Data listing:
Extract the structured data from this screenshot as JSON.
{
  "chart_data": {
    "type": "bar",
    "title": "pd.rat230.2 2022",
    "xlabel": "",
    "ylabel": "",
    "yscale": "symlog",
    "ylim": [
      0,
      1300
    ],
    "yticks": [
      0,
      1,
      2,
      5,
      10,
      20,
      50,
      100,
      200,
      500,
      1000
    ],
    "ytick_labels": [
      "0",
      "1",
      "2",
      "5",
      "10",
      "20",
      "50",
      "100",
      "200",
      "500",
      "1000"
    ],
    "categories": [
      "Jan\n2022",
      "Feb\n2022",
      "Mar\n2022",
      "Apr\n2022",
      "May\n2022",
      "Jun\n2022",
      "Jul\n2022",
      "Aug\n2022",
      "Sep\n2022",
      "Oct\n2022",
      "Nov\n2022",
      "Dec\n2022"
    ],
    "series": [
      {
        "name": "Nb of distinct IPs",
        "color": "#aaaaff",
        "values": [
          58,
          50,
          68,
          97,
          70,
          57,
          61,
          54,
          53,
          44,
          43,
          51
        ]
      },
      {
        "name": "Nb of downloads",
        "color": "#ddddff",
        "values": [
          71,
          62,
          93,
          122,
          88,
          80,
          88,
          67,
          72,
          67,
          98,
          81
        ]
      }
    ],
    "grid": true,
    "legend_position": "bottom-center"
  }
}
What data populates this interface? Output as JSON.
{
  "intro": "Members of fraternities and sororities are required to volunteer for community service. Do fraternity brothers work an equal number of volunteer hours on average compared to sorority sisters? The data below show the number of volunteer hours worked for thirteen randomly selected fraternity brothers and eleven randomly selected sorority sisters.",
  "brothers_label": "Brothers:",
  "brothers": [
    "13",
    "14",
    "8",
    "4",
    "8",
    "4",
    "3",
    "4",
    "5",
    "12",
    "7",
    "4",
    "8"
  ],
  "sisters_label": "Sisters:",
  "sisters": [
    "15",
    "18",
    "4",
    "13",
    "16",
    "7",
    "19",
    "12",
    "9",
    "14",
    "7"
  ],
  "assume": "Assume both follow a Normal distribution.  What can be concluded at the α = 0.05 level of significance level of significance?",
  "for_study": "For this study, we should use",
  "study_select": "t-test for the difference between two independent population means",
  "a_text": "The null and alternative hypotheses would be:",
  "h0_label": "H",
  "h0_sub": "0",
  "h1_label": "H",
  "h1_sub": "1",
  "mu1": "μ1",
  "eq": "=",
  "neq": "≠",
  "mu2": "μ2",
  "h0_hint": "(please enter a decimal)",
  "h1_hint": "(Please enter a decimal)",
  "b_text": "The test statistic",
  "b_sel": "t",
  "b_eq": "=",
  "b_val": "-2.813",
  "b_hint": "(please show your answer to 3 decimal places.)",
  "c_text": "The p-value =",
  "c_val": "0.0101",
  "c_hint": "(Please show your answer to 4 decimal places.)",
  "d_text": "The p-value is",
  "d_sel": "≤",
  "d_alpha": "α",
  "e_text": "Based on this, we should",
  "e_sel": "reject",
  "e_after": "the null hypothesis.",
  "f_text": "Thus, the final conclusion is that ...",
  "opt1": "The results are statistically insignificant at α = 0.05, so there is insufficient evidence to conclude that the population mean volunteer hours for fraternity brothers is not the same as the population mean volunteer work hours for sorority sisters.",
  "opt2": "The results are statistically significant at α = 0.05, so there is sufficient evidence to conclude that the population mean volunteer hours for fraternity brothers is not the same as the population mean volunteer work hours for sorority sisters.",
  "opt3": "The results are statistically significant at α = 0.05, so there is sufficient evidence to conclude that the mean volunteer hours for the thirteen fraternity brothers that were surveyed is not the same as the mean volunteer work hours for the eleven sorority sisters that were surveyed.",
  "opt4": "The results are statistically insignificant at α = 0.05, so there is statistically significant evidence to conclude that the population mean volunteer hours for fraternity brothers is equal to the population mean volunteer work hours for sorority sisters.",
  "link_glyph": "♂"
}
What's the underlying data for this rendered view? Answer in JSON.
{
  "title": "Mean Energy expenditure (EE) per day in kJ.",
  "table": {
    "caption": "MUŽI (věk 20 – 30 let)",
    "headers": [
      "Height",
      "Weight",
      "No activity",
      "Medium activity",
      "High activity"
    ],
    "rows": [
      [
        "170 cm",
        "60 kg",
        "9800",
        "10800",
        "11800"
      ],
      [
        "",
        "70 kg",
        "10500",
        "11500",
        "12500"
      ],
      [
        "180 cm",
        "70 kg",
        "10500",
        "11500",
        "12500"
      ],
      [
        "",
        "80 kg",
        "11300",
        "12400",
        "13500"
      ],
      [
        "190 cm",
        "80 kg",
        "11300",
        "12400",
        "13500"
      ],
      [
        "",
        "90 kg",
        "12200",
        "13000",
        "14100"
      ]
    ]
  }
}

_Aim_.
Restate each record exactly as written.

_Answer to the exercise_.
Extract the structured data from this screenshot as JSON.
{
  "chart_data": {
    "type": "bar",
    "title": "pd.rat230.2 2022",
    "xlabel": "",
    "ylabel": "",
    "yscale": "symlog",
    "ylim": [
      0,
      1300
    ],
    "yticks": [
      0,
      1,
      2,
      5,
      10,
      20,
      50,
      100,
      200,
      500,
      1000
    ],
    "ytick_labels": [
      "0",
      "1",
      "2",
      "5",
      "10",
      "20",
      "50",
      "100",
      "200",
      "500",
      "1000"
    ],
    "categories": [
      "Jan\n2022",
      "Feb\n2022",
      "Mar\n2022",
      "Apr\n2022",
      "May\n2022",
      "Jun\n2022",
      "Jul\n2022",
      "Aug\n2022",
      "Sep\n2022",
      "Oct\n2022",
      "Nov\n2022",
      "Dec\n2022"
    ],
    "series": [
      {
        "name": "Nb of distinct IPs",
        "color": "#aaaaff",
        "values": [
          58,
          50,
          68,
          97,
          70,
          57,
          61,
          54,
          53,
          44,
          43,
          51
        ]
      },
      {
        "name": "Nb of downloads",
        "color": "#ddddff",
        "values": [
          71,
          62,
          93,
          122,
          88,
          80,
          88,
          67,
          72,
          67,
          98,
          81
        ]
      }
    ],
    "grid": true,
    "legend_position": "bottom-center"
  }
}
What data populates this interface? Output as JSON.
{
  "intro": "Members of fraternities and sororities are required to volunteer for community service. Do fraternity brothers work an equal number of volunteer hours on average compared to sorority sisters? The data below show the number of volunteer hours worked for thirteen randomly selected fraternity brothers and eleven randomly selected sorority sisters.",
  "brothers_label": "Brothers:",
  "brothers": [
    "13",
    "14",
    "8",
    "4",
    "8",
    "4",
    "3",
    "4",
    "5",
    "12",
    "7",
    "4",
    "8"
  ],
  "sisters_label": "Sisters:",
  "sisters": [
    "15",
    "18",
    "4",
    "13",
    "16",
    "7",
    "19",
    "12",
    "9",
    "14",
    "7"
  ],
  "assume": "Assume both follow a Normal distribution.  What can be concluded at the α = 0.05 level of significance level of significance?",
  "for_study": "For this study, we should use",
  "study_select": "t-test for the difference between two independent population means",
  "a_text": "The null and alternative hypotheses would be:",
  "h0_label": "H",
  "h0_sub": "0",
  "h1_label": "H",
  "h1_sub": "1",
  "mu1": "μ1",
  "eq": "=",
  "neq": "≠",
  "mu2": "μ2",
  "h0_hint": "(please enter a decimal)",
  "h1_hint": "(Please enter a decimal)",
  "b_text": "The test statistic",
  "b_sel": "t",
  "b_eq": "=",
  "b_val": "-2.813",
  "b_hint": "(please show your answer to 3 decimal places.)",
  "c_text": "The p-value =",
  "c_val": "0.0101",
  "c_hint": "(Please show your answer to 4 decimal places.)",
  "d_text": "The p-value is",
  "d_sel": "≤",
  "d_alpha": "α",
  "e_text": "Based on this, we should",
  "e_sel": "reject",
  "e_after": "the null hypothesis.",
  "f_text": "Thus, the final conclusion is that ...",
  "opt1": "The results are statistically insignificant at α = 0.05, so there is insufficient evidence to conclude that the population mean volunteer hours for fraternity brothers is not the same as the population mean volunteer work hours for sorority sisters.",
  "opt2": "The results are statistically significant at α = 0.05, so there is sufficient evidence to conclude that the population mean volunteer hours for fraternity brothers is not the same as the population mean volunteer work hours for sorority sisters.",
  "opt3": "The results are statistically significant at α = 0.05, so there is sufficient evidence to conclude that the mean volunteer hours for the thirteen fraternity brothers that were surveyed is not the same as the mean volunteer work hours for the eleven sorority sisters that were surveyed.",
  "opt4": "The results are statistically insignificant at α = 0.05, so there is statistically significant evidence to conclude that the population mean volunteer hours for fraternity brothers is equal to the population mean volunteer work hours for sorority sisters.",
  "link_glyph": "♂"
}
What's the underlying data for this rendered view? Answer in JSON.
{
  "title": "Mean Energy expenditure (EE) per day in kJ.",
  "table": {
    "caption": "MUŽI (věk 20 – 30 let)",
    "headers": [
      "Height",
      "Weight",
      "No activity",
      "Medium activity",
      "High activity"
    ],
    "rows": [
      [
        "170 cm",
        "60 kg",
        "9800",
        "10800",
        "11800"
      ],
      [
        "",
        "70 kg",
        "10500",
        "11500",
        "12500"
      ],
      [
        "180 cm",
        "70 kg",
        "10500",
        "11500",
        "12500"
      ],
      [
        "",
        "80 kg",
        "11300",
        "12400",
        "13500"
      ],
      [
        "190 cm",
        "80 kg",
        "11300",
        "12400",
        "13500"
      ],
      [
        "",
        "90 kg",
        "12200",
        "13000",
        "14100"
      ]
    ]
  }
}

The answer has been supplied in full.